> **EXERCISE DESCRIPTION**
Could you give the data below again, exactly and completely?

____ DATA RECORDS

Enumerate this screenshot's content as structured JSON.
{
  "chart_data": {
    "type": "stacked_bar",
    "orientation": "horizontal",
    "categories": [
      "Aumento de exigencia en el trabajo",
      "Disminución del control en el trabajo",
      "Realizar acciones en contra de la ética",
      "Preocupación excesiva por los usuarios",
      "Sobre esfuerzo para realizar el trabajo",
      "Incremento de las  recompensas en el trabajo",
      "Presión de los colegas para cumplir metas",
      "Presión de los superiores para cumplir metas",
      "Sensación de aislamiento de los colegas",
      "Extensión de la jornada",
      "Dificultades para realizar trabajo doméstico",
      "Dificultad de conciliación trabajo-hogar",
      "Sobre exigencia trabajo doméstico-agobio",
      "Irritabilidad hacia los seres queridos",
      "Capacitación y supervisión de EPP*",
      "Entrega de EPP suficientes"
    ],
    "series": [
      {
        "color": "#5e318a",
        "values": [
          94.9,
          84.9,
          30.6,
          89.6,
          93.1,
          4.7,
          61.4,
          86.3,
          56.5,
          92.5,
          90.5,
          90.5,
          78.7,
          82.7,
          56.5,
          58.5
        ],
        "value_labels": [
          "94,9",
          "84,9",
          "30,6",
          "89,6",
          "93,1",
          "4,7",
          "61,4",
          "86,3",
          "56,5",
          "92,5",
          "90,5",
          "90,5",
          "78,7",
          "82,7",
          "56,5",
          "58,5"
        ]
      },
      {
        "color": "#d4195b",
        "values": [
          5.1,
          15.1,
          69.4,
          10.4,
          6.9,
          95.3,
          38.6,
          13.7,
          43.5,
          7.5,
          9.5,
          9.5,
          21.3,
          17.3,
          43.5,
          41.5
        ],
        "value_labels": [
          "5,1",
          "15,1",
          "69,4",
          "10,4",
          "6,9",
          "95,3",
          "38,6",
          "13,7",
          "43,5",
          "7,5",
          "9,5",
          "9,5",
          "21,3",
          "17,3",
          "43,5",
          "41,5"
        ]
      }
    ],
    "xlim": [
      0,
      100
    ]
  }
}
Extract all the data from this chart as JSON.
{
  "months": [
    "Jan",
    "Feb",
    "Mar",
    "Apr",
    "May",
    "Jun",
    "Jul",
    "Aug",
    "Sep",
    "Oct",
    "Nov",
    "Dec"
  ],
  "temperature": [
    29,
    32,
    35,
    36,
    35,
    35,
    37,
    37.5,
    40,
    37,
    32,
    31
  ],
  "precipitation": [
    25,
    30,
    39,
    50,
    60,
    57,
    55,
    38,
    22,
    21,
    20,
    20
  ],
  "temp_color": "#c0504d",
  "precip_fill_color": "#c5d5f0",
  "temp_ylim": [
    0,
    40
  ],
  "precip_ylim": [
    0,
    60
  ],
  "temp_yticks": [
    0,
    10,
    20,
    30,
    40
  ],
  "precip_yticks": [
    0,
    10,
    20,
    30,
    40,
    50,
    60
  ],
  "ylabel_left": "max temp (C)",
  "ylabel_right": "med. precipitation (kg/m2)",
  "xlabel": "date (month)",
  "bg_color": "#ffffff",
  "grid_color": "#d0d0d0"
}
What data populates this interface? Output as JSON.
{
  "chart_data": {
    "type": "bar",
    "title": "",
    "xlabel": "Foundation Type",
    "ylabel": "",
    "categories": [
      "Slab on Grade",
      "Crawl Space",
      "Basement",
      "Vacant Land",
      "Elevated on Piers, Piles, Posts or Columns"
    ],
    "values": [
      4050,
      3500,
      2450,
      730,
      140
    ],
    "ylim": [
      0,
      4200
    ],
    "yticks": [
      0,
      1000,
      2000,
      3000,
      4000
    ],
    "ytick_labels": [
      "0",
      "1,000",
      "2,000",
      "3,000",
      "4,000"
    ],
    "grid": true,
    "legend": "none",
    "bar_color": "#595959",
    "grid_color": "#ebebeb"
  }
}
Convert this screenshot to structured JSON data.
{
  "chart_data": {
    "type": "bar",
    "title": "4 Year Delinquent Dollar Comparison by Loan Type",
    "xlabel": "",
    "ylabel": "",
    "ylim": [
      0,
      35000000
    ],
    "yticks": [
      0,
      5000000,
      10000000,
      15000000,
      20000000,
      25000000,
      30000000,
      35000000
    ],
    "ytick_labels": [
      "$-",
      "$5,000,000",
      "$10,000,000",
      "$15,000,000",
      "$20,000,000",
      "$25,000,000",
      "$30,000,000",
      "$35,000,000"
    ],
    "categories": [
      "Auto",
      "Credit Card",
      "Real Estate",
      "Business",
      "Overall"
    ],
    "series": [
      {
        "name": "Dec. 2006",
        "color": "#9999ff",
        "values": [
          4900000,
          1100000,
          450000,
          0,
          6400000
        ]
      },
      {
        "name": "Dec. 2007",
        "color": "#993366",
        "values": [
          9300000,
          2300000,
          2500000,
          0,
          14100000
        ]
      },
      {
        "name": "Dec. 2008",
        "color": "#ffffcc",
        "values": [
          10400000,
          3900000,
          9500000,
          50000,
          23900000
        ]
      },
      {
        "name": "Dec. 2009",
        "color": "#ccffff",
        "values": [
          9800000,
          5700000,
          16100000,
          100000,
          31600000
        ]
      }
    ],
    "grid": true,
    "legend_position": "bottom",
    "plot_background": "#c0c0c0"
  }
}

________

> **SOLUTION TO THE PROBLEM**
Enumerate this screenshot's content as structured JSON.
{
  "chart_data": {
    "type": "stacked_bar",
    "orientation": "horizontal",
    "categories": [
      "Aumento de exigencia en el trabajo",
      "Disminución del control en el trabajo",
      "Realizar acciones en contra de la ética",
      "Preocupación excesiva por los usuarios",
      "Sobre esfuerzo para realizar el trabajo",
      "Incremento de las  recompensas en el trabajo",
      "Presión de los colegas para cumplir metas",
      "Presión de los superiores para cumplir metas",
      "Sensación de aislamiento de los colegas",
      "Extensión de la jornada",
      "Dificultades para realizar trabajo doméstico",
      "Dificultad de conciliación trabajo-hogar",
      "Sobre exigencia trabajo doméstico-agobio",
      "Irritabilidad hacia los seres queridos",
      "Capacitación y supervisión de EPP*",
      "Entrega de EPP suficientes"
    ],
    "series": [
      {
        "color": "#5e318a",
        "values": [
          94.9,
          84.9,
          30.6,
          89.6,
          93.1,
          4.7,
          61.4,
          86.3,
          56.5,
          92.5,
          90.5,
          90.5,
          78.7,
          82.7,
          56.5,
          58.5
        ],
        "value_labels": [
          "94,9",
          "84,9",
          "30,6",
          "89,6",
          "93,1",
          "4,7",
          "61,4",
          "86,3",
          "56,5",
          "92,5",
          "90,5",
          "90,5",
          "78,7",
          "82,7",
          "56,5",
          "58,5"
        ]
      },
      {
        "color": "#d4195b",
        "values": [
          5.1,
          15.1,
          69.4,
          10.4,
          6.9,
          95.3,
          38.6,
          13.7,
          43.5,
          7.5,
          9.5,
          9.5,
          21.3,
          17.3,
          43.5,
          41.5
        ],
        "value_labels": [
          "5,1",
          "15,1",
          "69,4",
          "10,4",
          "6,9",
          "95,3",
          "38,6",
          "13,7",
          "43,5",
          "7,5",
          "9,5",
          "9,5",
          "21,3",
          "17,3",
          "43,5",
          "41,5"
        ]
      }
    ],
    "xlim": [
      0,
      100
    ]
  }
}
Extract all the data from this chart as JSON.
{
  "months": [
    "Jan",
    "Feb",
    "Mar",
    "Apr",
    "May",
    "Jun",
    "Jul",
    "Aug",
    "Sep",
    "Oct",
    "Nov",
    "Dec"
  ],
  "temperature": [
    29,
    32,
    35,
    36,
    35,
    35,
    37,
    37.5,
    40,
    37,
    32,
    31
  ],
  "precipitation": [
    25,
    30,
    39,
    50,
    60,
    57,
    55,
    38,
    22,
    21,
    20,
    20
  ],
  "temp_color": "#c0504d",
  "precip_fill_color": "#c5d5f0",
  "temp_ylim": [
    0,
    40
  ],
  "precip_ylim": [
    0,
    60
  ],
  "temp_yticks": [
    0,
    10,
    20,
    30,
    40
  ],
  "precip_yticks": [
    0,
    10,
    20,
    30,
    40,
    50,
    60
  ],
  "ylabel_left": "max temp (C)",
  "ylabel_right": "med. precipitation (kg/m2)",
  "xlabel": "date (month)",
  "bg_color": "#ffffff",
  "grid_color": "#d0d0d0"
}
What data populates this interface? Output as JSON.
{
  "chart_data": {
    "type": "bar",
    "title": "",
    "xlabel": "Foundation Type",
    "ylabel": "",
    "categories": [
      "Slab on Grade",
      "Crawl Space",
      "Basement",
      "Vacant Land",
      "Elevated on Piers, Piles, Posts or Columns"
    ],
    "values": [
      4050,
      3500,
      2450,
      730,
      140
    ],
    "ylim": [
      0,
      4200
    ],
    "yticks": [
      0,
      1000,
      2000,
      3000,
      4000
    ],
    "ytick_labels": [
      "0",
      "1,000",
      "2,000",
      "3,000",
      "4,000"
    ],
    "grid": true,
    "legend": "none",
    "bar_color": "#595959",
    "grid_color": "#ebebeb"
  }
}
Convert this screenshot to structured JSON data.
{
  "chart_data": {
    "type": "bar",
    "title": "4 Year Delinquent Dollar Comparison by Loan Type",
    "xlabel": "",
    "ylabel": "",
    "ylim": [
      0,
      35000000
    ],
    "yticks": [
      0,
      5000000,
      10000000,
      15000000,
      20000000,
      25000000,
      30000000,
      35000000
    ],
    "ytick_labels": [
      "$-",
      "$5,000,000",
      "$10,000,000",
      "$15,000,000",
      "$20,000,000",
      "$25,000,000",
      "$30,000,000",
      "$35,000,000"
    ],
    "categories": [
      "Auto",
      "Credit Card",
      "Real Estate",
      "Business",
      "Overall"
    ],
    "series": [
      {
        "name": "Dec. 2006",
        "color": "#9999ff",
        "values": [
          4900000,
          1100000,
          450000,
          0,
          6400000
        ]
      },
      {
        "name": "Dec. 2007",
        "color": "#993366",
        "values": [
          9300000,
          2300000,
          2500000,
          0,
          14100000
        ]
      },
      {
        "name": "Dec. 2008",
        "color": "#ffffcc",
        "values": [
          10400000,
          3900000,
          9500000,
          50000,
          23900000
        ]
      },
      {
        "name": "Dec. 2009",
        "color": "#ccffff",
        "values": [
          9800000,
          5700000,
          16100000,
          100000,
          31600000
        ]
      }
    ],
    "grid": true,
    "legend_position": "bottom",
    "plot_background": "#c0c0c0"
  }
}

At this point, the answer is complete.